» ITEM DE TRABALHO 1: Segundo o texto sobre Brasília e Canberra, em que ano será o centenário de Canberra?
» ITEM DE TRABALHO 2: Reproduza o trecho do texto sobre Brasília e Canberra que vai de "Um dos principais" até "será em 2013.", inclusive.
» ITEM DE TRABALHO 3: Retome o texto sobre Brasília e Canberra a partir do ponto em que ele termina.

» TEXTO DO EXERCÍCIO:
^^^^^^^^

Enquanto Brasília se prepara para festejar seus 50 anos, a capital australiana, Canberra, também planeja a celebração do seu centenário. Semelhanças urbanas vão além dos traçados dessas duas jovens cidades, que enfrentam desafios idênticos na condição de capitais de seus países.
Um dos principais responsáveis pelas comemorações do centenário de Canberra desembarca na próxima semana em Brasília para uma intensa jornada de debates e troca de experiências entre os dois países. Esta será a segunda visita do historiador australiano David Headon a Brasília, cidade eleita como uma das fontes de estudo do pesquisador. Ele veio participar da Semana de Extensão da Universidade de Brasília (UnB) e terá encontros com integrantes dos comitês do cinquentenário da capital brasileira ligados ao GDF e à Câmara dos Deputados. O centenário de Camberra será em 2013.
Headon pretende trazer a Brasília algumas ações urbanas desenvolvidas na Austrália. Segundo ele, o aniversário de 50 anos da capital brasileira é uma oportunidade única para projetar positivamente a cidade para o mundo. “Tanto quanto Canberra, Brasília encontra uma forte resistência em ser considerada como cidade capital. Pela mesma razão que Sydney é mais conhecida que Canberra, o eixo Rio-São Paulo continua até hoje representando um pólo de atração cultural e econômico mais significativo que Brasília. E o nosso desafio está em mudar esse cenário”, explica.

^^^^^^^^

» Dados de compreensão de documentos:
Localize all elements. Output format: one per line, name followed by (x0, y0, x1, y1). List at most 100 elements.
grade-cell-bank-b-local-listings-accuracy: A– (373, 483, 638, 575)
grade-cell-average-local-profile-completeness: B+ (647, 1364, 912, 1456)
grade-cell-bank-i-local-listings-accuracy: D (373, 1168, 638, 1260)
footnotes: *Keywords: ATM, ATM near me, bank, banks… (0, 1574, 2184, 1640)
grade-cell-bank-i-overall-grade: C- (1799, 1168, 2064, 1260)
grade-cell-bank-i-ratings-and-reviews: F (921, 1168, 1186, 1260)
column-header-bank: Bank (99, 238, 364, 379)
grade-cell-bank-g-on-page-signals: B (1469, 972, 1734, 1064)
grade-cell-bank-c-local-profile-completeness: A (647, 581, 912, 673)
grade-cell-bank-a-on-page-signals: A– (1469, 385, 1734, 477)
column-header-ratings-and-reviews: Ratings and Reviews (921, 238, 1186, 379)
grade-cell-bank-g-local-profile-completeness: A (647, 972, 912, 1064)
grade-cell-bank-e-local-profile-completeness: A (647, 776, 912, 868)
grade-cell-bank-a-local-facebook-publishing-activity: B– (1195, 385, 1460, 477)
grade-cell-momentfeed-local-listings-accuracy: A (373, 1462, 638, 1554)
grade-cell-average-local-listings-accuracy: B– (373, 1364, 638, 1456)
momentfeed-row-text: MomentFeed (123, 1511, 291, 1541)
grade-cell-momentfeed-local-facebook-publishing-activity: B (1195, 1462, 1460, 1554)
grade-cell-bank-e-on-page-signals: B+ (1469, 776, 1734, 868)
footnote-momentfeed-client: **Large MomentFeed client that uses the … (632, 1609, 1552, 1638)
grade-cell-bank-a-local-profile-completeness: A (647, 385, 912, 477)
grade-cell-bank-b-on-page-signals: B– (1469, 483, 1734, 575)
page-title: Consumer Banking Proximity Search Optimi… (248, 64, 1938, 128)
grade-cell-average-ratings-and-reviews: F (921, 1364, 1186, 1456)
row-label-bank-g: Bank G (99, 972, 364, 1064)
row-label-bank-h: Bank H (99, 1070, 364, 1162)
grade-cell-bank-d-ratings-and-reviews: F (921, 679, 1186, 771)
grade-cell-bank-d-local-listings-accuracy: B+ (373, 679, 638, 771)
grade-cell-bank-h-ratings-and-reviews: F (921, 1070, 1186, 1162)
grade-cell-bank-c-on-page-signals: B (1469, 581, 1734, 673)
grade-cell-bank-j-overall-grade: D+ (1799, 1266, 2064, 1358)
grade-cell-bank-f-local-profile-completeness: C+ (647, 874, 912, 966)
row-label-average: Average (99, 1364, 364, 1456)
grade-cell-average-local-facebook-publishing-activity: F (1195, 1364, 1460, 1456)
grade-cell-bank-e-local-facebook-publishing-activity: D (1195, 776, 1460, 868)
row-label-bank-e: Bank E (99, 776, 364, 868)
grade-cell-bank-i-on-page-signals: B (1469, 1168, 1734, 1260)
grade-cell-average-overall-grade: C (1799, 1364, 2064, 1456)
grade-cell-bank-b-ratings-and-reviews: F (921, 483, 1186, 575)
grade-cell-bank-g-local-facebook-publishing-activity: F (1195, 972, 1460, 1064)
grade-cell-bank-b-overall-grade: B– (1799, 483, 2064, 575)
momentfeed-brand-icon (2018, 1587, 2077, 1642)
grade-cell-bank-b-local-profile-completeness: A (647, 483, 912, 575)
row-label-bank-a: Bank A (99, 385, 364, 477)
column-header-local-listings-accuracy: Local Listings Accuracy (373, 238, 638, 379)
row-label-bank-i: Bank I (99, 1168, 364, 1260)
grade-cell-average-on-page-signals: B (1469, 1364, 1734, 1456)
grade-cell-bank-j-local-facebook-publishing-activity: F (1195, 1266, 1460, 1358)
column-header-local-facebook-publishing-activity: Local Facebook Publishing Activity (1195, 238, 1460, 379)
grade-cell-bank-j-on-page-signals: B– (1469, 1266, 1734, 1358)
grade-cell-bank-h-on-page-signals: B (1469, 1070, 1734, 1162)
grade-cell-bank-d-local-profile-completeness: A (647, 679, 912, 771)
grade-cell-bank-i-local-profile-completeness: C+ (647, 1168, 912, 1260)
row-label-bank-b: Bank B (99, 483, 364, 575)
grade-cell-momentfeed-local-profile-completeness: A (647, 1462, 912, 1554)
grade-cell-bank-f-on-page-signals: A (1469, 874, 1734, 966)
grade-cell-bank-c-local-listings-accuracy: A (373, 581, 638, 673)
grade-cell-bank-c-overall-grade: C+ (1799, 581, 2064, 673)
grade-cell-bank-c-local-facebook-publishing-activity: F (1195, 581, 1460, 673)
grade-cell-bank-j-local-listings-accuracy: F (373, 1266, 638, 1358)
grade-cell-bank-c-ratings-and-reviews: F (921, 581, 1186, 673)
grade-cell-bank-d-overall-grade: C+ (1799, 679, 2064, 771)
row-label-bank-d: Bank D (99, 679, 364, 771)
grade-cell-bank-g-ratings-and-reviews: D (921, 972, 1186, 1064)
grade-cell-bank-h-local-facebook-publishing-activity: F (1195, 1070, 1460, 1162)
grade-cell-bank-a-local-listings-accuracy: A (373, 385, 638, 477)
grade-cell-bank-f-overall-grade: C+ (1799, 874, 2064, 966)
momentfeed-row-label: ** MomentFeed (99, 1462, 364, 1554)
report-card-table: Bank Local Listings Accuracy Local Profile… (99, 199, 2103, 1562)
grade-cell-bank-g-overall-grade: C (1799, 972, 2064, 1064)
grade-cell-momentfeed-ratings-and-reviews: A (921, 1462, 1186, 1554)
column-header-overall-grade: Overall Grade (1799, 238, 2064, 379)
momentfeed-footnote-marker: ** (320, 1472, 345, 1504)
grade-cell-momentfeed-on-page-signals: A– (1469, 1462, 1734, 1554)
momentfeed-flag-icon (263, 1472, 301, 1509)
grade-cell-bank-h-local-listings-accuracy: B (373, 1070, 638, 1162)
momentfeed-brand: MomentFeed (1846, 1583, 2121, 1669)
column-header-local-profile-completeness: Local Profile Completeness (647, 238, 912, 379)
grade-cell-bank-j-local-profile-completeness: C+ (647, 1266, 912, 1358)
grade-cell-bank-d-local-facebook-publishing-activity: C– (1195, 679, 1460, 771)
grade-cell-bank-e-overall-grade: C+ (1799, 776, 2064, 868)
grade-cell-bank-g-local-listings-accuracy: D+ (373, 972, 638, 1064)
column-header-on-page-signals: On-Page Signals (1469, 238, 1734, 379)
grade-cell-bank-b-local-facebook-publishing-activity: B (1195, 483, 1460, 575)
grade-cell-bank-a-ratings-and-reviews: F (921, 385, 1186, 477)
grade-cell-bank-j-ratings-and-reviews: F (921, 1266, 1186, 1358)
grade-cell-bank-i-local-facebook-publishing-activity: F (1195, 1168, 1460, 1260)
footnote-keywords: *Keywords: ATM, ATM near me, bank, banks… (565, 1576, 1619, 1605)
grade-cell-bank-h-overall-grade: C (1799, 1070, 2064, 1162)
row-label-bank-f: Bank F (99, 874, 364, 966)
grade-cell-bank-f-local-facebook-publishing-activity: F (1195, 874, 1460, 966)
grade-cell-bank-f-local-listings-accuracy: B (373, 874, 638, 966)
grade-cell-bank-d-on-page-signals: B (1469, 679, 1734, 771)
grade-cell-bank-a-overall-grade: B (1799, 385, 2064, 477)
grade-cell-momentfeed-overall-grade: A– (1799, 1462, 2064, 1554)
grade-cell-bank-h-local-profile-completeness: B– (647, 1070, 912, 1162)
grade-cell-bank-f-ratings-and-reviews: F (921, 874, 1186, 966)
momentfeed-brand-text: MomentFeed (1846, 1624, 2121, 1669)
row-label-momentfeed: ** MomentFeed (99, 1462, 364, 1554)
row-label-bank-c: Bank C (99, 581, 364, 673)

^^^^^^^^

» RESPOSTA ESPERADA 1: Em 2013.

» RESPOSTA ESPERADA 2:
Um dos principais responsáveis pelas comemorações do centenário de Canberra desembarca na próxima semana em Brasília para uma intensa jornada de debates e troca de experiências entre os dois países. Esta será a segunda visita do historiador australiano David Headon a Brasília, cidade eleita como uma das fontes de estudo do pesquisador. Ele veio participar da Semana de Extensão da Universidade de Brasília (UnB) e terá encontros com integrantes dos comitês do cinquentenário da capital brasileira ligados ao GDF e à Câmara dos Deputados. O centenário de Camberra será em 2013.

» RESPOSTA ESPERADA 3:
Outros pontos comuns entre as duas capitais, segundo Headon , são o planejamento urbano das duas cidades, suas similaridades de desenho, o objetivo de sua criação como cidades-sede de governos e a candidatura da capital australiana como Patrimônio Histórico da Humanidade, título concedido a Brasília em 1989. “A criação de uma cidade acarreta anos de transformação e de costumes culturais nas pessoas”, observa. “Quero levar Brasília para Canberra e trazer a Austrália para o Brasil por meio da troca de experiências úteis e capazes de contribuir com as duas capitais, a exemplo de um tratado de cooperação técnica entre os países”, antecipa.
Formado em literatura pela Universidade de Sydney e PhD em estudos transculturais na Universidade da Columbia Britânica, no Canadá, Headon diz que o caminho para o fortalecimento de Brasília e Canberra está, entre outras ações, na capacidade de enaltecer seus monumentos, os eventos nacionais, o turismo, as atividades culturais locais e a elaboração de projetos para o futuro de forma estratégica.